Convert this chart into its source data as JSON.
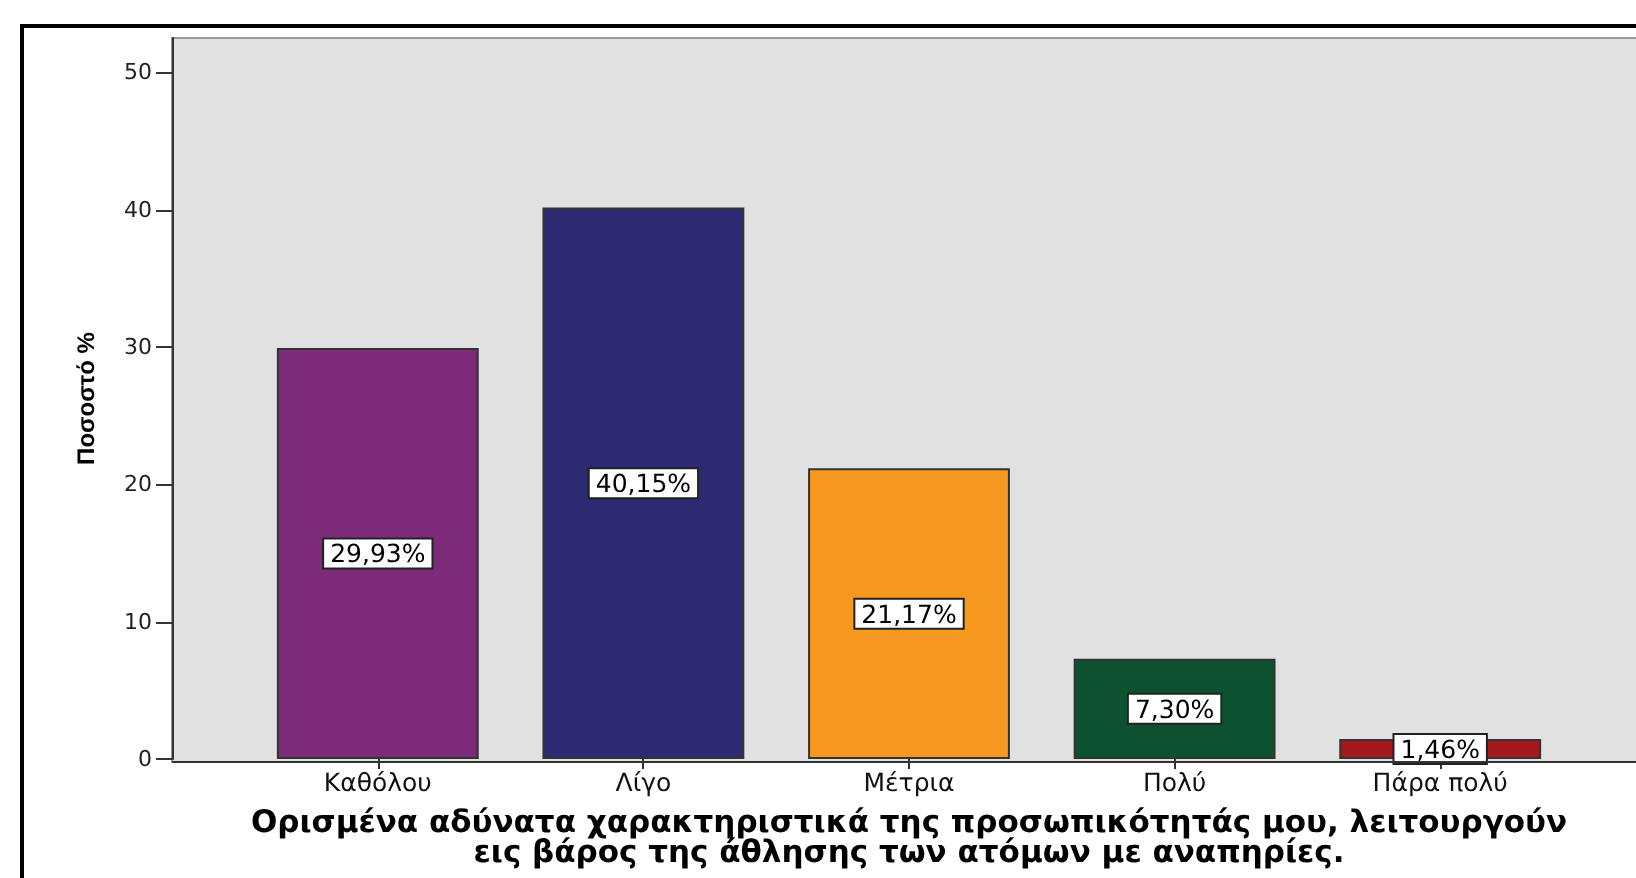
{
  "chart_data": {
    "type": "bar",
    "xlabel": "Ορισμένα αδύνατα χαρακτηριστικά της προσωπικότητάς μου, λειτουργούν\nεις βάρος της άθλησης των ατόμων με αναπηρίες.",
    "ylabel": "Ποσοστό %",
    "categories": [
      "Καθόλου",
      "Λίγο",
      "Μέτρια",
      "Πολύ",
      "Πάρα πολύ"
    ],
    "values": [
      29.93,
      40.15,
      21.17,
      7.3,
      1.46
    ],
    "colors": [
      "#7d2a7b",
      "#2b2a72",
      "#f7991f",
      "#0c5230",
      "#a3191c"
    ],
    "value_labels": [
      "29,93%",
      "40,15%",
      "21,17%",
      "7,30%",
      "1,46%"
    ],
    "ylim": [
      0,
      52.5
    ],
    "yticks": [
      0,
      10,
      20,
      30,
      40,
      50
    ]
  }
}
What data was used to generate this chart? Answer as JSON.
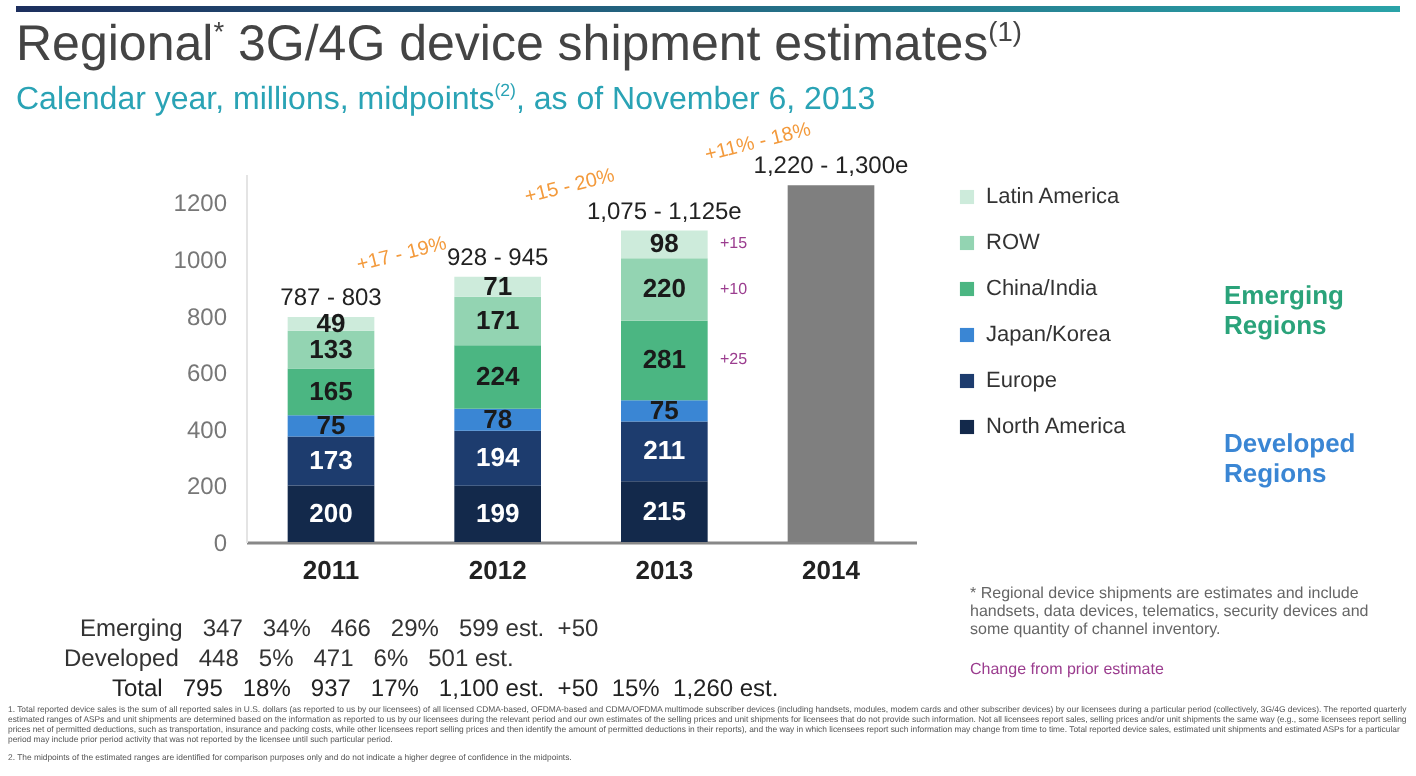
{
  "chart_data": {
    "type": "bar",
    "title": "Regional$^{*}$ 3G/4G device shipment estimates$^{(1)}$",
    "subtitle": "Calendar year, millions, midpoints$^{(2)}$, as of November 6, 2013",
    "categories": [
      "2011",
      "2012",
      "2013",
      "2014"
    ],
    "stacked": true,
    "series": [
      {
        "name": "North America",
        "color": "#13294b",
        "values": [
          200,
          199,
          215,
          null
        ],
        "value_labels": [
          "200",
          "199",
          "215",
          null
        ]
      },
      {
        "name": "Europe",
        "color": "#1d3c6e",
        "values": [
          173,
          194,
          211,
          null
        ],
        "value_labels": [
          "173",
          "194",
          "211",
          null
        ]
      },
      {
        "name": "Japan/Korea",
        "color": "#3a86d4",
        "values": [
          75,
          78,
          75,
          null
        ],
        "value_labels": [
          "75",
          "78",
          "75",
          null
        ]
      },
      {
        "name": "China/India",
        "color": "#4bb682",
        "values": [
          165,
          224,
          281,
          null
        ],
        "value_labels": [
          "165",
          "224",
          "281",
          null
        ]
      },
      {
        "name": "ROW",
        "color": "#93d4b2",
        "values": [
          133,
          171,
          220,
          null
        ],
        "value_labels": [
          "133",
          "171",
          "220",
          null
        ]
      },
      {
        "name": "Latin America",
        "color": "#cdebdb",
        "values": [
          49,
          71,
          98,
          null
        ],
        "value_labels": [
          "49",
          "71",
          "98",
          null
        ]
      },
      {
        "color": "#7f7f7f",
        "values": [
          null,
          null,
          null,
          1260
        ]
      }
    ],
    "ylim": [
      0,
      1300
    ],
    "yticks": [
      0,
      200,
      400,
      600,
      800,
      1000,
      1200
    ],
    "grid": false,
    "legend": "right",
    "annotations": [
      {
        "text": "787 - 803",
        "x": "2011",
        "y": 795
      },
      {
        "text": "928 - 945",
        "x": "2012",
        "y": 937
      },
      {
        "text": "1,075 - 1,125e",
        "x": "2013",
        "y": 1100
      },
      {
        "text": "1,220 - 1,300e",
        "x": "2014",
        "y": 1260
      },
      "+17 - 19%",
      "+15 - 20%",
      "+11% - 18%",
      "+15",
      "+10",
      "+25",
      "Emerging Regions",
      "Developed Regions",
      "Emerging   347   34%   466   29%   599 est.  +50",
      "Developed   448   5%   471   6%   501 est.",
      "Total   795   18%   937   17%   1,100 est.  +50  15%  1,260 est.",
      "* Regional device shipments are estimates and include handsets, data devices, telematics, security devices and some quantity of channel inventory.",
      "Change from prior estimate",
      "1. Total reported device sales is the sum of all reported sales in U.S. dollars (as reported to us by our licensees) of all licensed CDMA-based, OFDMA-based and CDMA/OFDMA multimode subscriber devices (including handsets, modules, modem cards and other subscriber devices) by our licensees during a particular period (collectively, 3G/4G devices). The reported quarterly estimated ranges of ASPs and unit shipments are determined based on the information as reported to us by our licensees during the relevant period and our own estimates of the selling prices and unit shipments for licensees that do not provide such information. Not all licensees report sales, selling prices and/or unit shipments the same way (e.g., some licensees report selling prices net of permitted deductions, such as transportation, insurance and packing costs, while other licensees report selling prices and then identify the amount of permitted deductions in their reports), and the way in which licensees report such information may change from time to time. Total reported device sales, estimated unit shipments and estimated ASPs for a particular period may include prior period activity that was not reported by the licensee until such particular period.",
      "2. The midpoints of the estimated ranges are identified for comparison purposes only and do not indicate a higher degree of confidence in the midpoints."
    ]
  }
}
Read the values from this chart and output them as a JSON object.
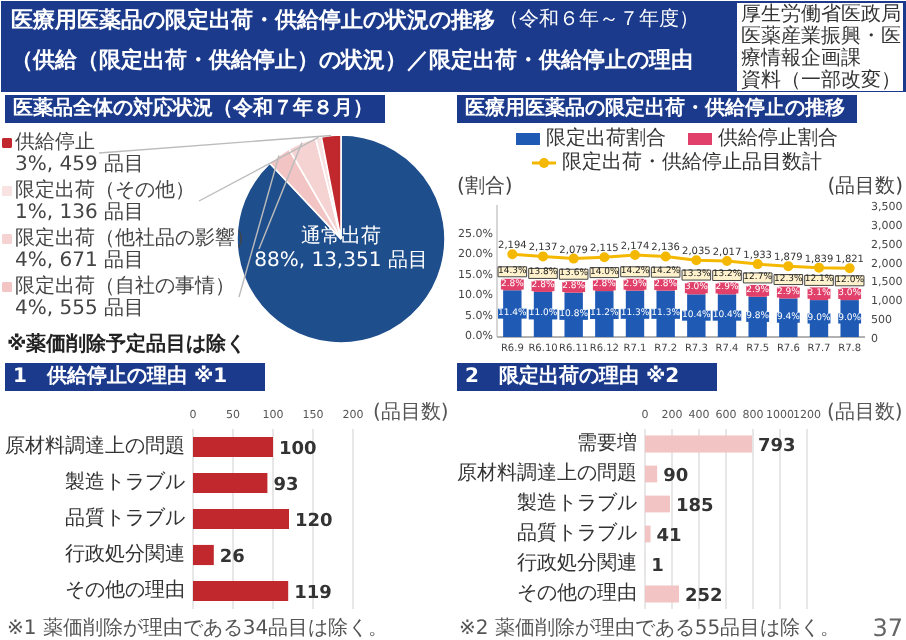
·····
> _Task to complete_
Return the whole listing, word for word, and leave out every picture.

> _Output for this exercise_
Convert this chart into its source data as JSON.
{
  "chart_data": {
    "type": "bar",
    "xlabel": "Ορισμένα αδύνατα χαρακτηριστικά της προσωπικότητάς μου, λειτουργούν\nεις βάρος της άθλησης των ατόμων με αναπηρίες.",
    "ylabel": "Ποσοστό %",
    "categories": [
      "Καθόλου",
      "Λίγο",
      "Μέτρια",
      "Πολύ",
      "Πάρα πολύ"
    ],
    "values": [
      29.93,
      40.15,
      21.17,
      7.3,
      1.46
    ],
    "colors": [
      "#7d2a7b",
      "#2b2a72",
      "#f7991f",
      "#0c5230",
      "#a3191c"
    ],
    "value_labels": [
      "29,93%",
      "40,15%",
      "21,17%",
      "7,30%",
      "1,46%"
    ],
    "ylim": [
      0,
      52.5
    ],
    "yticks": [
      0,
      10,
      20,
      30,
      40,
      50
    ]
  }
}
What data was used to generate this chart? Answer as JSON.
{
  "chart_data": {
    "type": "bar",
    "title": "Regional$^{*}$ 3G/4G device shipment estimates$^{(1)}$",
    "subtitle": "Calendar year, millions, midpoints$^{(2)}$, as of November 6, 2013",
    "categories": [
      "2011",
      "2012",
      "2013",
      "2014"
    ],
    "stacked": true,
    "series": [
      {
        "name": "North America",
        "color": "#13294b",
        "values": [
          200,
          199,
          215,
          null
        ],
        "value_labels": [
          "200",
          "199",
          "215",
          null
        ]
      },
      {
        "name": "Europe",
        "color": "#1d3c6e",
        "values": [
          173,
          194,
          211,
          null
        ],
        "value_labels": [
          "173",
          "194",
          "211",
          null
        ]
      },
      {
        "name": "Japan/Korea",
        "color": "#3a86d4",
        "values": [
          75,
          78,
          75,
          null
        ],
        "value_labels": [
          "75",
          "78",
          "75",
          null
        ]
      },
      {
        "name": "China/India",
        "color": "#4bb682",
        "values": [
          165,
          224,
          281,
          null
        ],
        "value_labels": [
          "165",
          "224",
          "281",
          null
        ]
      },
      {
        "name": "ROW",
        "color": "#93d4b2",
        "values": [
          133,
          171,
          220,
          null
        ],
        "value_labels": [
          "133",
          "171",
          "220",
          null
        ]
      },
      {
        "name": "Latin America",
        "color": "#cdebdb",
        "values": [
          49,
          71,
          98,
          null
        ],
        "value_labels": [
          "49",
          "71",
          "98",
          null
        ]
      },
      {
        "color": "#7f7f7f",
        "values": [
          null,
          null,
          null,
          1260
        ]
      }
    ],
    "ylim": [
      0,
      1300
    ],
    "yticks": [
      0,
      200,
      400,
      600,
      800,
      1000,
      1200
    ],
    "grid": false,
    "legend": "right",
    "annotations": [
      {
        "text": "787 - 803",
        "x": "2011",
        "y": 795
      },
      {
        "text": "928 - 945",
        "x": "2012",
        "y": 937
      },
      {
        "text": "1,075 - 1,125e",
        "x": "2013",
        "y": 1100
      },
      {
        "text": "1,220 - 1,300e",
        "x": "2014",
        "y": 1260
      },
      "+17 - 19%",
      "+15 - 20%",
      "+11% - 18%",
      "+15",
      "+10",
      "+25",
      "Emerging Regions",
      "Developed Regions",
      "Emerging   347   34%   466   29%   599 est.  +50",
      "Developed   448   5%   471   6%   501 est.",
      "Total   795   18%   937   17%   1,100 est.  +50  15%  1,260 est.",
      "* Regional device shipments are estimates and include handsets, data devices, telematics, security devices and some quantity of channel inventory.",
      "Change from prior estimate",
      "1. Total reported device sales is the sum of all reported sales in U.S. dollars (as reported to us by our licensees) of all licensed CDMA-based, OFDMA-based and CDMA/OFDMA multimode subscriber devices (including handsets, modules, modem cards and other subscriber devices) by our licensees during a particular period (collectively, 3G/4G devices). The reported quarterly estimated ranges of ASPs and unit shipments are determined based on the information as reported to us by our licensees during the relevant period and our own estimates of the selling prices and unit shipments for licensees that do not provide such information. Not all licensees report sales, selling prices and/or unit shipments the same way (e.g., some licensees report selling prices net of permitted deductions, such as transportation, insurance and packing costs, while other licensees report selling prices and then identify the amount of permitted deductions in their reports), and the way in which licensees report such information may change from time to time. Total reported device sales, estimated unit shipments and estimated ASPs for a particular period may include prior period activity that was not reported by the licensee until such particular period.",
      "2. The midpoints of the estimated ranges are identified for comparison purposes only and do not indicate a higher degree of confidence in the midpoints."
    ]
  }
}
Read the values from this chart and output them as a JSON object.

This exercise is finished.